WORK REQUIRED = Beginning with the line that holds "Output the text content of this document." and ending with the last line of the entries, please output each line exactly, apart from any pictures.

[DATA RECORDS — start]

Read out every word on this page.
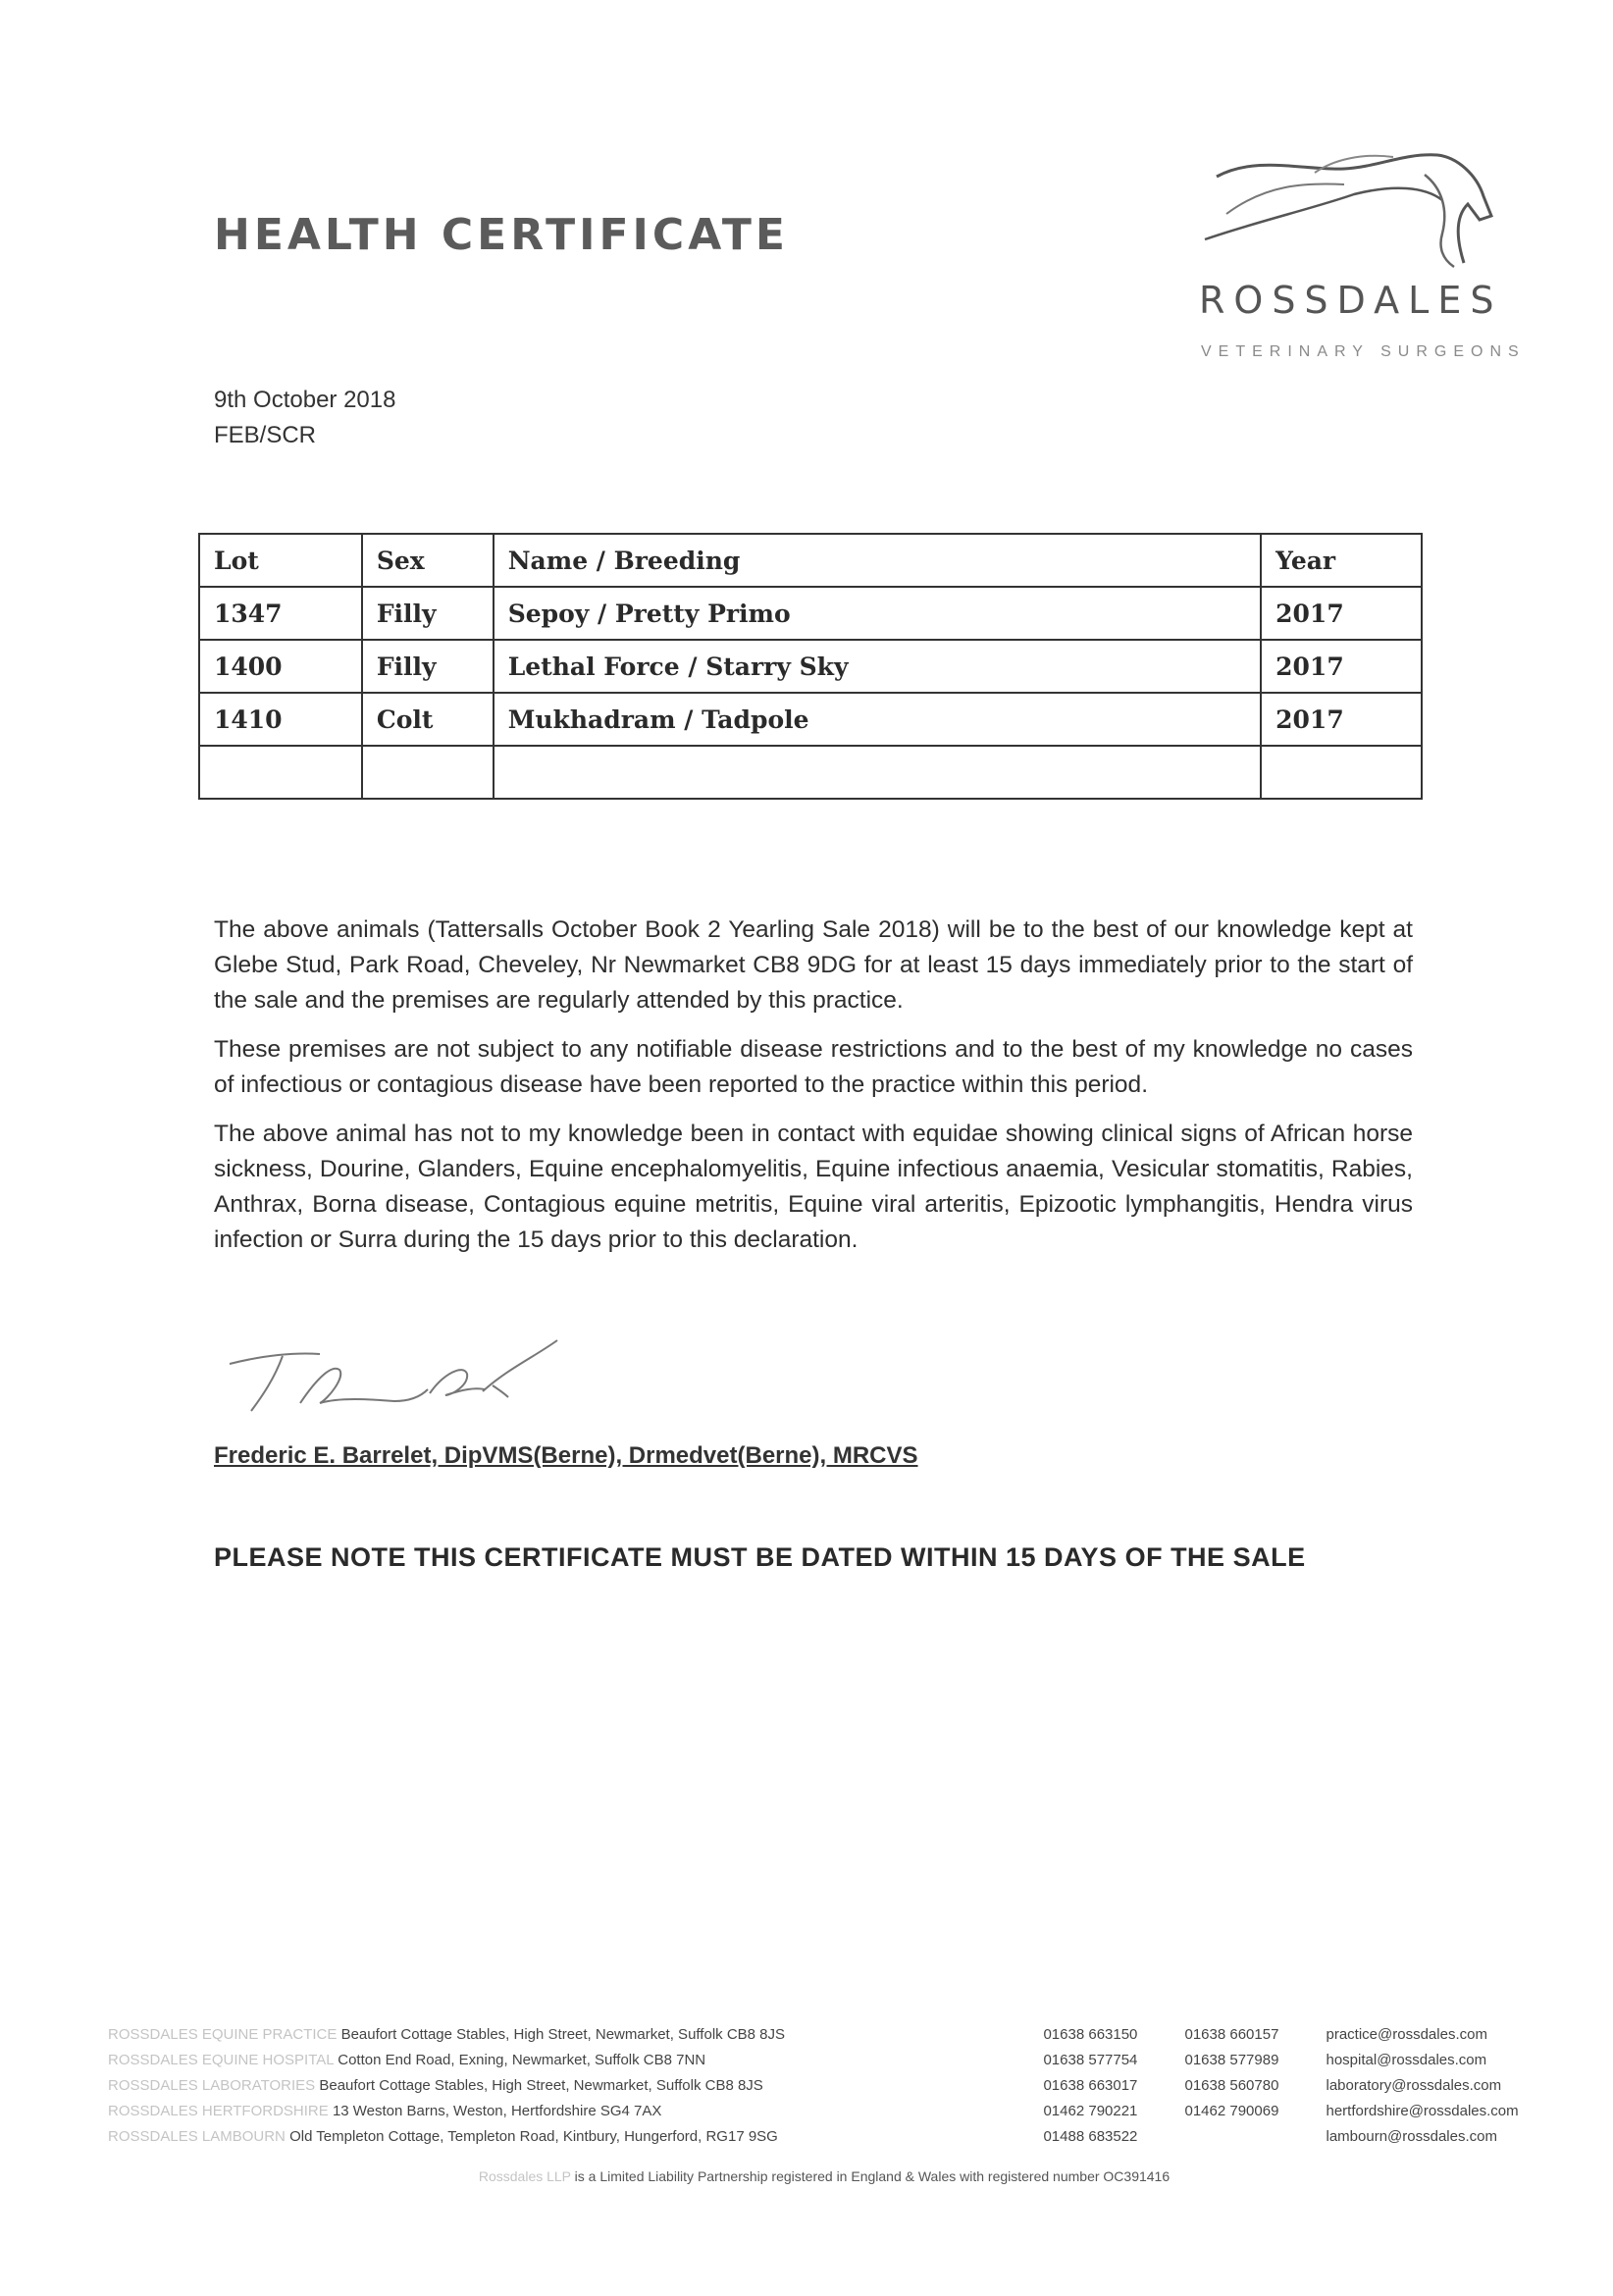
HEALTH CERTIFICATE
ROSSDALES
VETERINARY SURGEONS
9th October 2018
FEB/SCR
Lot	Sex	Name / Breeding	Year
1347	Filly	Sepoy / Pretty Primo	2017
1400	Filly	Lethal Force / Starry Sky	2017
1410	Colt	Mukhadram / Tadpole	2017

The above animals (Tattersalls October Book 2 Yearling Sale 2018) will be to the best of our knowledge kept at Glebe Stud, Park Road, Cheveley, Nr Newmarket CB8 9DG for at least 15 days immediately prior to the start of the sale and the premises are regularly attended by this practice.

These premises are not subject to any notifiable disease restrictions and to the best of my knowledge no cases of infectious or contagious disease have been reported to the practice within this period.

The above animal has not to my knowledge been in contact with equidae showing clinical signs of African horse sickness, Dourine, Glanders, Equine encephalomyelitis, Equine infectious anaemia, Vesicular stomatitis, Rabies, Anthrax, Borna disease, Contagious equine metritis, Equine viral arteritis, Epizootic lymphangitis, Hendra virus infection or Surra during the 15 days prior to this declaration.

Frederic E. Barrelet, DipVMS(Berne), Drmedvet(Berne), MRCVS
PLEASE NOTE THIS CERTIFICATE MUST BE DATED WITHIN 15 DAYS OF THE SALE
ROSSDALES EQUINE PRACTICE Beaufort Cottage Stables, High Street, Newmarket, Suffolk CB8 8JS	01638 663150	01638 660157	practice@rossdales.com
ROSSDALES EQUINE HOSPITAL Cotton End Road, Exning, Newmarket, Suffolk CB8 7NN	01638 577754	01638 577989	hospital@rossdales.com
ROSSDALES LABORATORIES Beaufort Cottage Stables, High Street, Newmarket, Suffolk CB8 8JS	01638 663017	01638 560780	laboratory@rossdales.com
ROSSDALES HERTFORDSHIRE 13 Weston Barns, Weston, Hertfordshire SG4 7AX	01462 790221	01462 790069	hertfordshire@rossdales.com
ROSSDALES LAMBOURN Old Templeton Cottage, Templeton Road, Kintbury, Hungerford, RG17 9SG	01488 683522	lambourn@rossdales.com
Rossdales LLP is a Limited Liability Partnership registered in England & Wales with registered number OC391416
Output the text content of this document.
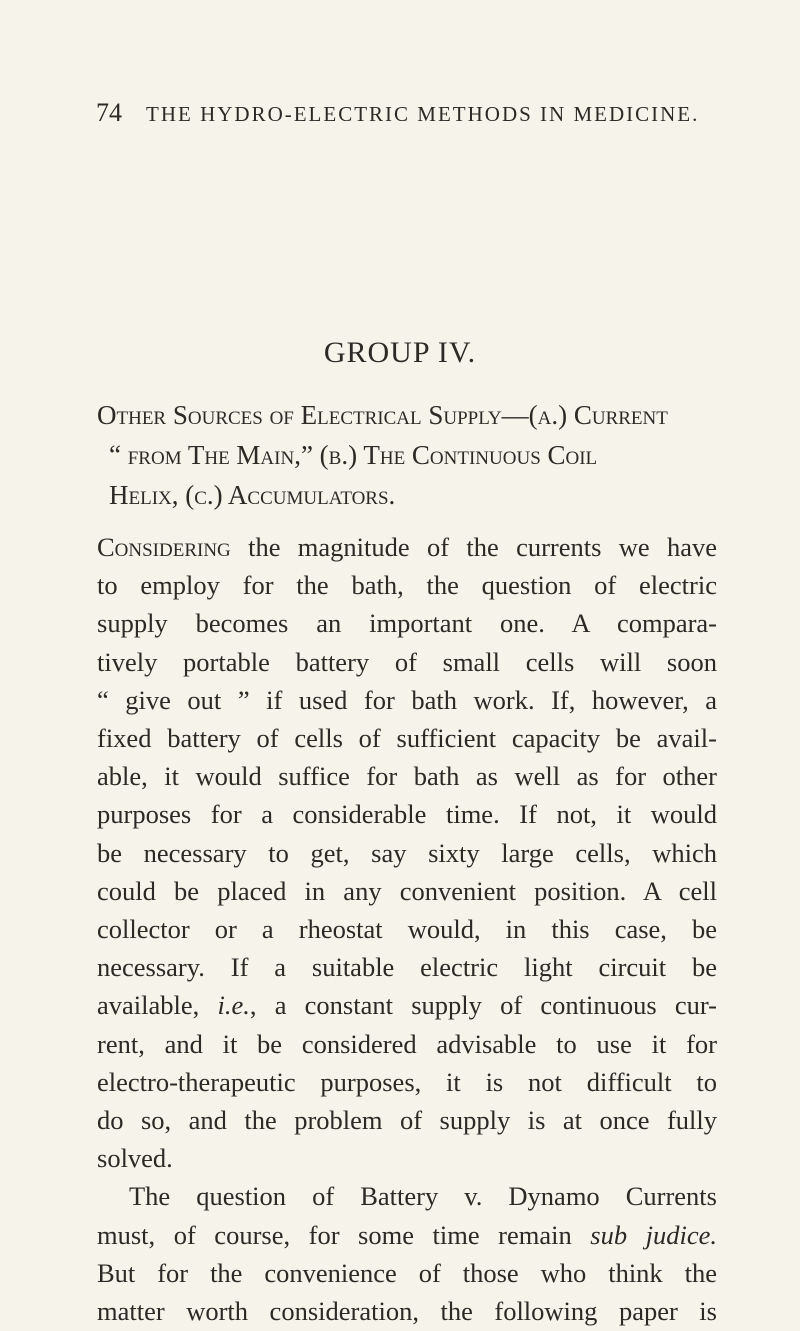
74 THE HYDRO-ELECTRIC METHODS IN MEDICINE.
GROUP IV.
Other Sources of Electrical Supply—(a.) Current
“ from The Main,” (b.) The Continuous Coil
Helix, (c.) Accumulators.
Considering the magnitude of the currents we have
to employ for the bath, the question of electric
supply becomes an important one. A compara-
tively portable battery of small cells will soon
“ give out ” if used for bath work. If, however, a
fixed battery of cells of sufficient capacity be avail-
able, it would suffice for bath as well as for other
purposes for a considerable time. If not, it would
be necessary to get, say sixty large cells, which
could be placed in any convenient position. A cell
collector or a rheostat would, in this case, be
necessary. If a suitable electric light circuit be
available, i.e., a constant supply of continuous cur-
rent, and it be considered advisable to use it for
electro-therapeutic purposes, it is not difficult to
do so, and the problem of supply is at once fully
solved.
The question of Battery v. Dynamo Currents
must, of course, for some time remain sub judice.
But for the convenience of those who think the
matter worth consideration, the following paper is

[DATA RECORDS — finish]

TASK RESULT =
Output the text content of this document.
74 THE HYDRO-ELECTRIC METHODS IN MEDICINE.
GROUP IV.
Other Sources of Electrical Supply—(a.) Current
“ from The Main,” (b.) The Continuous Coil
Helix, (c.) Accumulators.
Considering the magnitude of the currents we have
to employ for the bath, the question of electric
supply becomes an important one. A compara-
tively portable battery of small cells will soon
“ give out ” if used for bath work. If, however, a
fixed battery of cells of sufficient capacity be avail-
able, it would suffice for bath as well as for other
purposes for a considerable time. If not, it would
be necessary to get, say sixty large cells, which
could be placed in any convenient position. A cell
collector or a rheostat would, in this case, be
necessary. If a suitable electric light circuit be
available, i.e., a constant supply of continuous cur-
rent, and it be considered advisable to use it for
electro-therapeutic purposes, it is not difficult to
do so, and the problem of supply is at once fully
solved.
The question of Battery v. Dynamo Currents
must, of course, for some time remain sub judice.
But for the convenience of those who think the
matter worth consideration, the following paper is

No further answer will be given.